Using the material that follows, identify and copy each line with the string "produced".
--------
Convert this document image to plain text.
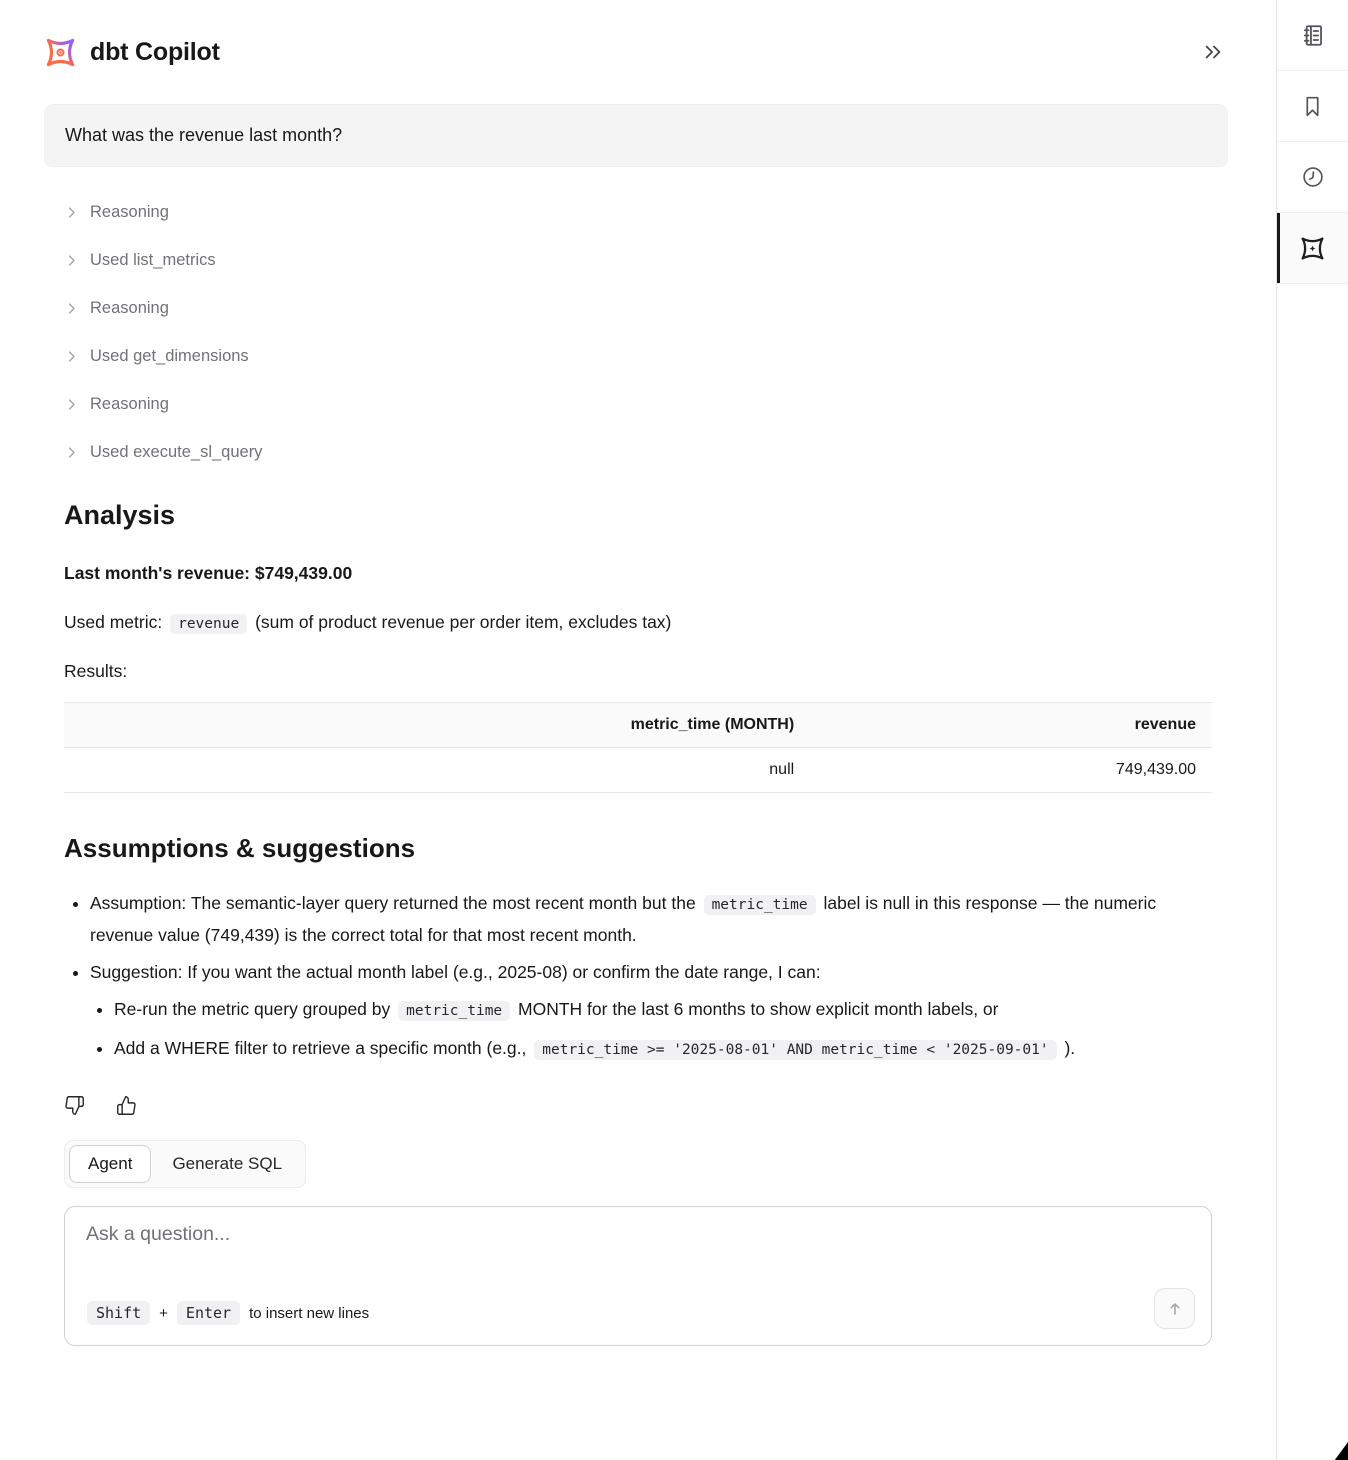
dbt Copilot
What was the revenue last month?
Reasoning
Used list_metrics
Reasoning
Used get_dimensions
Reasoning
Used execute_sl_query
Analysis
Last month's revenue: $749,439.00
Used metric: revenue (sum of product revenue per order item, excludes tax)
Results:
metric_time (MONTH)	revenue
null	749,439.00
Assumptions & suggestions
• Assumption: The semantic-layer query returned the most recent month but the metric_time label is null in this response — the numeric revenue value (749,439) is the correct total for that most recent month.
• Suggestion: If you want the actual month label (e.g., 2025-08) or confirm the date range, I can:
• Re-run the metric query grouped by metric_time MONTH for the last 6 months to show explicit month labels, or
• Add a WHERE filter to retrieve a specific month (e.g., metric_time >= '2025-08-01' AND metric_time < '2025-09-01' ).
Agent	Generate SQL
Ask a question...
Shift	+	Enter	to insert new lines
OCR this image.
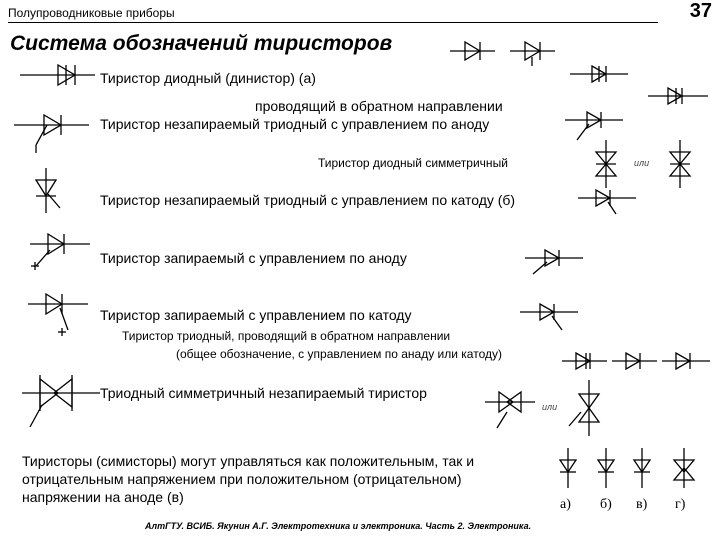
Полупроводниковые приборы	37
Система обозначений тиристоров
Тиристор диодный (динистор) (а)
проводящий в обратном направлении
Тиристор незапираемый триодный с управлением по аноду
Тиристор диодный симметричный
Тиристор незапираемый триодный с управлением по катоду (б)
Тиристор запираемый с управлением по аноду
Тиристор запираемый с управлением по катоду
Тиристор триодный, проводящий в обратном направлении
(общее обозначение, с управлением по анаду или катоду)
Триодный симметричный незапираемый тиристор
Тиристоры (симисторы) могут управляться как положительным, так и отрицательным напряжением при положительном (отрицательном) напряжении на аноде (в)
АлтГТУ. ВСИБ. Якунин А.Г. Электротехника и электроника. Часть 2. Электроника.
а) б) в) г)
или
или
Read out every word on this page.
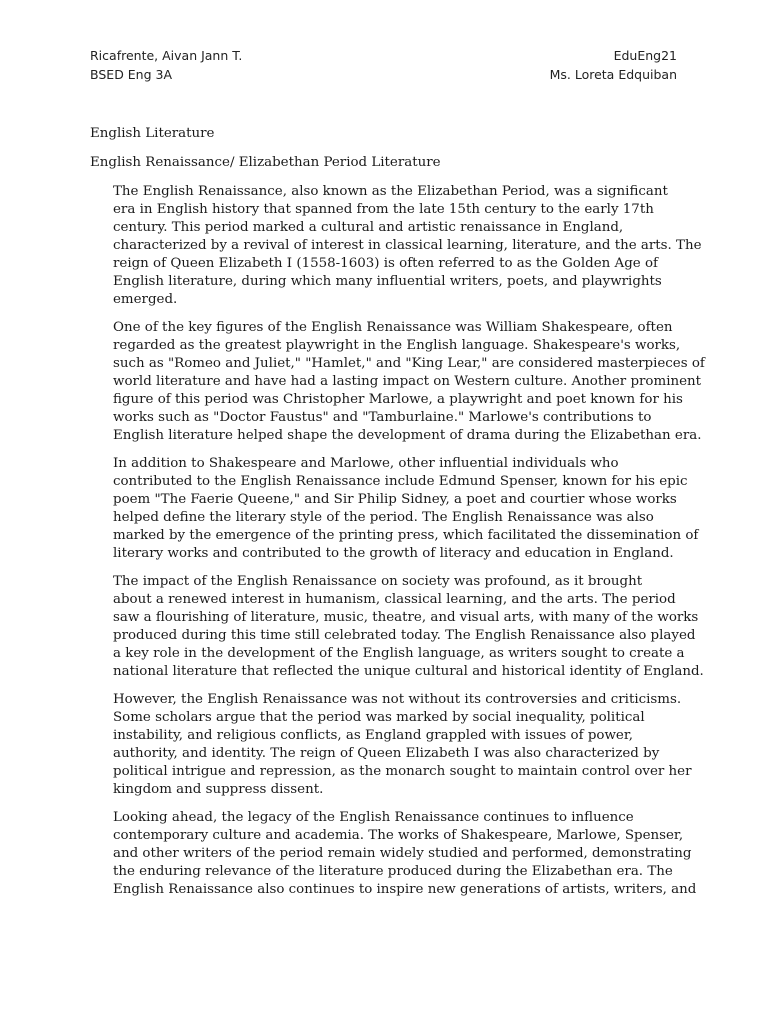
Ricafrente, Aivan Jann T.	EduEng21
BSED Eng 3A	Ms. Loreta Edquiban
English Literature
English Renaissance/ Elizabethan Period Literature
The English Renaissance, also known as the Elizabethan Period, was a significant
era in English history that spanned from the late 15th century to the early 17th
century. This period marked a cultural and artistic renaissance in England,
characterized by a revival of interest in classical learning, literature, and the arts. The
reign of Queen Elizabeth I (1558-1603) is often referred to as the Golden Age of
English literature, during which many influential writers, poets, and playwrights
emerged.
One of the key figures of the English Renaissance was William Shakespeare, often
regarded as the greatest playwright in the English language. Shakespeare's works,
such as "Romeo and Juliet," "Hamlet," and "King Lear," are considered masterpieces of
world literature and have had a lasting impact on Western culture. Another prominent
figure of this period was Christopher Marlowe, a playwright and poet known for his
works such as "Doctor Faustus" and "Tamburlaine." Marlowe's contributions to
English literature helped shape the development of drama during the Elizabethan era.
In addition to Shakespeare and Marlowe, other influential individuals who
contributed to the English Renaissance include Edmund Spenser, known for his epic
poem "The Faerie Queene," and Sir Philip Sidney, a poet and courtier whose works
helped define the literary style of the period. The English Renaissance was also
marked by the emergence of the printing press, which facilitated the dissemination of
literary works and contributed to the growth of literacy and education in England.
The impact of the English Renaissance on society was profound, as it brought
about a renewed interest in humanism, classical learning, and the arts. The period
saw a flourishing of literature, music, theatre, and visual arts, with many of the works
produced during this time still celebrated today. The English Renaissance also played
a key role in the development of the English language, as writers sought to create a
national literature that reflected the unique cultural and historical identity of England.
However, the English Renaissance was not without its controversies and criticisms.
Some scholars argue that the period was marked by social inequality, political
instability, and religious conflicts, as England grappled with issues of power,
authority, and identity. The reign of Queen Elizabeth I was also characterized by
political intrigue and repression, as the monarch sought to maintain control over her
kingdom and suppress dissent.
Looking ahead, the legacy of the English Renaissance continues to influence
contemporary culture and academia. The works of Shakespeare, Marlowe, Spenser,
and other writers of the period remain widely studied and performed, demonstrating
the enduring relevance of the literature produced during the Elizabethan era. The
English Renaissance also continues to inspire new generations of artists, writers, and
--------
WRITTEN ANSWER -
produced during this time still celebrated today. The English Renaissance also played
the enduring relevance of the literature produced during the Elizabethan era. The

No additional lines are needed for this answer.